=== SET TASK ===
In the copy, include every entry exactly but none of the pictures.

=== Stored items from a collection ===
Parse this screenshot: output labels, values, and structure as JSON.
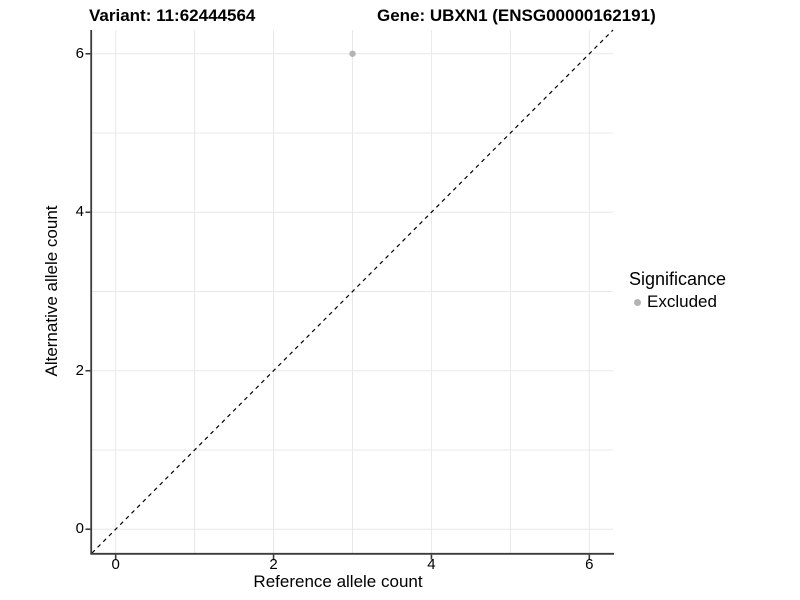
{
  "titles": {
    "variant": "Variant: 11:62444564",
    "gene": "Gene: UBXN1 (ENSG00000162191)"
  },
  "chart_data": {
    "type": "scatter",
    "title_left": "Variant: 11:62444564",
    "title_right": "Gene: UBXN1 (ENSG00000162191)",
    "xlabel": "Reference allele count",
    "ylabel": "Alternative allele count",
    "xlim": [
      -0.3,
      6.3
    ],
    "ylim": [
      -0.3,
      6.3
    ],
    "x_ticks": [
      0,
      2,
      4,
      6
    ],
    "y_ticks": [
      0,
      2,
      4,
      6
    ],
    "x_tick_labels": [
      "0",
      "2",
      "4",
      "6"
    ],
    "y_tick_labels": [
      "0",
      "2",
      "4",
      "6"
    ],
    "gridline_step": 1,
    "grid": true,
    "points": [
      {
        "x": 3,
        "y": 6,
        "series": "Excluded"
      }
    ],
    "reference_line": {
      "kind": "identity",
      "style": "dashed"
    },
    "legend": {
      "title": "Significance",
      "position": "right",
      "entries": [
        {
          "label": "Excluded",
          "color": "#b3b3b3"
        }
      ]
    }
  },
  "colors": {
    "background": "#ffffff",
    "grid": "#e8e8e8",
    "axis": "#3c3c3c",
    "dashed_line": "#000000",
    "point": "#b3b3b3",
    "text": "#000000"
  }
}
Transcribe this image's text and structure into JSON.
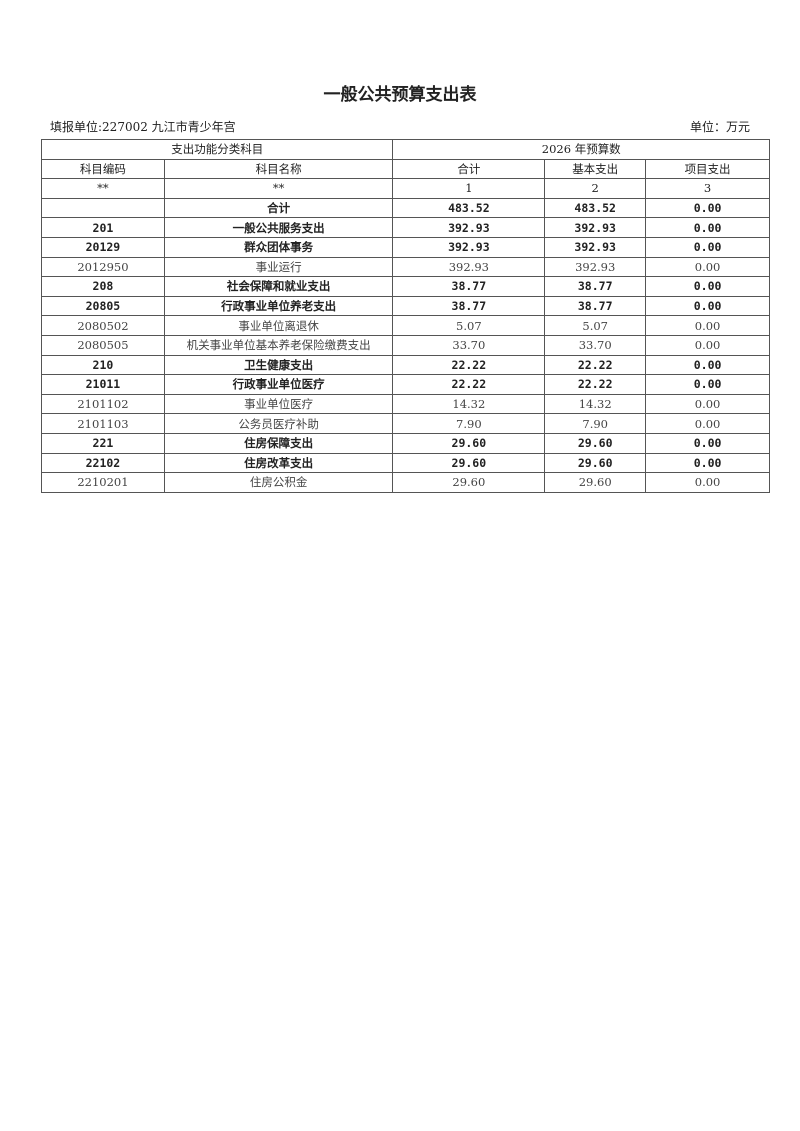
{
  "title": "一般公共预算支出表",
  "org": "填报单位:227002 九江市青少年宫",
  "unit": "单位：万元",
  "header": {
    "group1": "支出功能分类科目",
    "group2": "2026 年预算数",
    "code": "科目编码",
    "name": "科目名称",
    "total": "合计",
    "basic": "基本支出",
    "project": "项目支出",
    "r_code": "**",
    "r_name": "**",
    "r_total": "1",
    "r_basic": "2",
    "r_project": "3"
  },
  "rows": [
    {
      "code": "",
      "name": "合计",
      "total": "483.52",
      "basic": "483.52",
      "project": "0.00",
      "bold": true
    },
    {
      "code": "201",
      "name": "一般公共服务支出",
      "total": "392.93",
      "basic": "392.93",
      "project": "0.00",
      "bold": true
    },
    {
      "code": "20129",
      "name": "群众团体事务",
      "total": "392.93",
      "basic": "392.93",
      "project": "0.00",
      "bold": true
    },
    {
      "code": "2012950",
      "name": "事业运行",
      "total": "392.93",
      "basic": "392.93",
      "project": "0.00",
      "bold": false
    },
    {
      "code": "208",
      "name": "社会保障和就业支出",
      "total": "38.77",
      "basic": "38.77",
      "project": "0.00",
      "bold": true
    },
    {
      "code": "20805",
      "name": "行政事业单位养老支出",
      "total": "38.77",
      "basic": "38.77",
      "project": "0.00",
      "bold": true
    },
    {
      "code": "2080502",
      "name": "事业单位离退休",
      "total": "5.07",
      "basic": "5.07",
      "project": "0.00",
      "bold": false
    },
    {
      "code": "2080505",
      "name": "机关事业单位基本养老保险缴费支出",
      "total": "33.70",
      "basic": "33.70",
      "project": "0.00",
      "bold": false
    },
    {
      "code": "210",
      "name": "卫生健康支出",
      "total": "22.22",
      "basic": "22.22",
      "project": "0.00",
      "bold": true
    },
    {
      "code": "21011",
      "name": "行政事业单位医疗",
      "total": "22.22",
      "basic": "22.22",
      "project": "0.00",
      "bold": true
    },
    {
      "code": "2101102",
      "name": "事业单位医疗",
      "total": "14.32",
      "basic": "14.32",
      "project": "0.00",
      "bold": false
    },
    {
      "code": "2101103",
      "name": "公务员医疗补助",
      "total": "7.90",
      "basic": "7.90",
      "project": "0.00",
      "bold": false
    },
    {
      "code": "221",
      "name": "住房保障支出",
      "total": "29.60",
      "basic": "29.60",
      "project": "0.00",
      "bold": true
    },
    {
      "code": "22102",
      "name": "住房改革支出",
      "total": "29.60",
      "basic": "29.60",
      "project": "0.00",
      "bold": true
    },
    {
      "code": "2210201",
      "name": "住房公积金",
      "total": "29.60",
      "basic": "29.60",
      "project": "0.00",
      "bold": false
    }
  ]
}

=== SOLUTION TO THIS TASK ===
Parse this screenshot: output labels, values, and structure as JSON.
{
  "titles": {
    "variant": "Variant: 11:62444564",
    "gene": "Gene: UBXN1 (ENSG00000162191)"
  },
  "chart_data": {
    "type": "scatter",
    "title_left": "Variant: 11:62444564",
    "title_right": "Gene: UBXN1 (ENSG00000162191)",
    "xlabel": "Reference allele count",
    "ylabel": "Alternative allele count",
    "xlim": [
      -0.3,
      6.3
    ],
    "ylim": [
      -0.3,
      6.3
    ],
    "x_ticks": [
      0,
      2,
      4,
      6
    ],
    "y_ticks": [
      0,
      2,
      4,
      6
    ],
    "x_tick_labels": [
      "0",
      "2",
      "4",
      "6"
    ],
    "y_tick_labels": [
      "0",
      "2",
      "4",
      "6"
    ],
    "gridline_step": 1,
    "grid": true,
    "points": [
      {
        "x": 3,
        "y": 6,
        "series": "Excluded"
      }
    ],
    "reference_line": {
      "kind": "identity",
      "style": "dashed"
    },
    "legend": {
      "title": "Significance",
      "position": "right",
      "entries": [
        {
          "label": "Excluded",
          "color": "#b3b3b3"
        }
      ]
    }
  },
  "colors": {
    "background": "#ffffff",
    "grid": "#e8e8e8",
    "axis": "#3c3c3c",
    "dashed_line": "#000000",
    "point": "#b3b3b3",
    "text": "#000000"
  }
}
Transcribe this image's text and structure into JSON.
{
  "title": "一般公共预算支出表",
  "org": "填报单位:227002 九江市青少年宫",
  "unit": "单位：万元",
  "header": {
    "group1": "支出功能分类科目",
    "group2": "2026 年预算数",
    "code": "科目编码",
    "name": "科目名称",
    "total": "合计",
    "basic": "基本支出",
    "project": "项目支出",
    "r_code": "**",
    "r_name": "**",
    "r_total": "1",
    "r_basic": "2",
    "r_project": "3"
  },
  "rows": [
    {
      "code": "",
      "name": "合计",
      "total": "483.52",
      "basic": "483.52",
      "project": "0.00",
      "bold": true
    },
    {
      "code": "201",
      "name": "一般公共服务支出",
      "total": "392.93",
      "basic": "392.93",
      "project": "0.00",
      "bold": true
    },
    {
      "code": "20129",
      "name": "群众团体事务",
      "total": "392.93",
      "basic": "392.93",
      "project": "0.00",
      "bold": true
    },
    {
      "code": "2012950",
      "name": "事业运行",
      "total": "392.93",
      "basic": "392.93",
      "project": "0.00",
      "bold": false
    },
    {
      "code": "208",
      "name": "社会保障和就业支出",
      "total": "38.77",
      "basic": "38.77",
      "project": "0.00",
      "bold": true
    },
    {
      "code": "20805",
      "name": "行政事业单位养老支出",
      "total": "38.77",
      "basic": "38.77",
      "project": "0.00",
      "bold": true
    },
    {
      "code": "2080502",
      "name": "事业单位离退休",
      "total": "5.07",
      "basic": "5.07",
      "project": "0.00",
      "bold": false
    },
    {
      "code": "2080505",
      "name": "机关事业单位基本养老保险缴费支出",
      "total": "33.70",
      "basic": "33.70",
      "project": "0.00",
      "bold": false
    },
    {
      "code": "210",
      "name": "卫生健康支出",
      "total": "22.22",
      "basic": "22.22",
      "project": "0.00",
      "bold": true
    },
    {
      "code": "21011",
      "name": "行政事业单位医疗",
      "total": "22.22",
      "basic": "22.22",
      "project": "0.00",
      "bold": true
    },
    {
      "code": "2101102",
      "name": "事业单位医疗",
      "total": "14.32",
      "basic": "14.32",
      "project": "0.00",
      "bold": false
    },
    {
      "code": "2101103",
      "name": "公务员医疗补助",
      "total": "7.90",
      "basic": "7.90",
      "project": "0.00",
      "bold": false
    },
    {
      "code": "221",
      "name": "住房保障支出",
      "total": "29.60",
      "basic": "29.60",
      "project": "0.00",
      "bold": true
    },
    {
      "code": "22102",
      "name": "住房改革支出",
      "total": "29.60",
      "basic": "29.60",
      "project": "0.00",
      "bold": true
    },
    {
      "code": "2210201",
      "name": "住房公积金",
      "total": "29.60",
      "basic": "29.60",
      "project": "0.00",
      "bold": false
    }
  ]
}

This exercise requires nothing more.